Give the count of lines that include the string "kann". Add nothing to it.

Recorded data
((

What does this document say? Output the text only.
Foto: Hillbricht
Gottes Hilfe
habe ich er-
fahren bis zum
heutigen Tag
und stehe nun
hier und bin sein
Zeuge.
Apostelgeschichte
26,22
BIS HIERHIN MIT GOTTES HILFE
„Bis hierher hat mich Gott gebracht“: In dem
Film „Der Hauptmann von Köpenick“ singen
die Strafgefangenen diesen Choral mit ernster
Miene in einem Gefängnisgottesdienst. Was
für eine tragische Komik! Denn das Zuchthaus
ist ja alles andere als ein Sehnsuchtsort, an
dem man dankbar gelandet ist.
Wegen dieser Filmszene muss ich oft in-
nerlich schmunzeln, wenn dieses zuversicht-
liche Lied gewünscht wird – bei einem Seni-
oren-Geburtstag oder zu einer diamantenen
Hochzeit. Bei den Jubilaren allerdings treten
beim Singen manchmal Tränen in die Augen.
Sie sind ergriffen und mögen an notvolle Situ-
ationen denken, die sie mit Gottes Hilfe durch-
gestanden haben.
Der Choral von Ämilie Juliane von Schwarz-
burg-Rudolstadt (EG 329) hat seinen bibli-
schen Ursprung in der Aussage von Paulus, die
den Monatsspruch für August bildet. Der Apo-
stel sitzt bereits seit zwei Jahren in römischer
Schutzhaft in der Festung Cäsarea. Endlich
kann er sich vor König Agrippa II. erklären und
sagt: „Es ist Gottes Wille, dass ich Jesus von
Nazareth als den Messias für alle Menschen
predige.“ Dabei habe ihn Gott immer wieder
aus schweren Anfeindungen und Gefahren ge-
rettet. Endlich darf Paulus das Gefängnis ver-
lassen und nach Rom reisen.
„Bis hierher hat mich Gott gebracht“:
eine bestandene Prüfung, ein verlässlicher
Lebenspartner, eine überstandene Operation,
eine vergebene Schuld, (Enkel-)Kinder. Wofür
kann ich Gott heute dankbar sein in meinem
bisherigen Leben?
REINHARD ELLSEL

))

Solution ::
2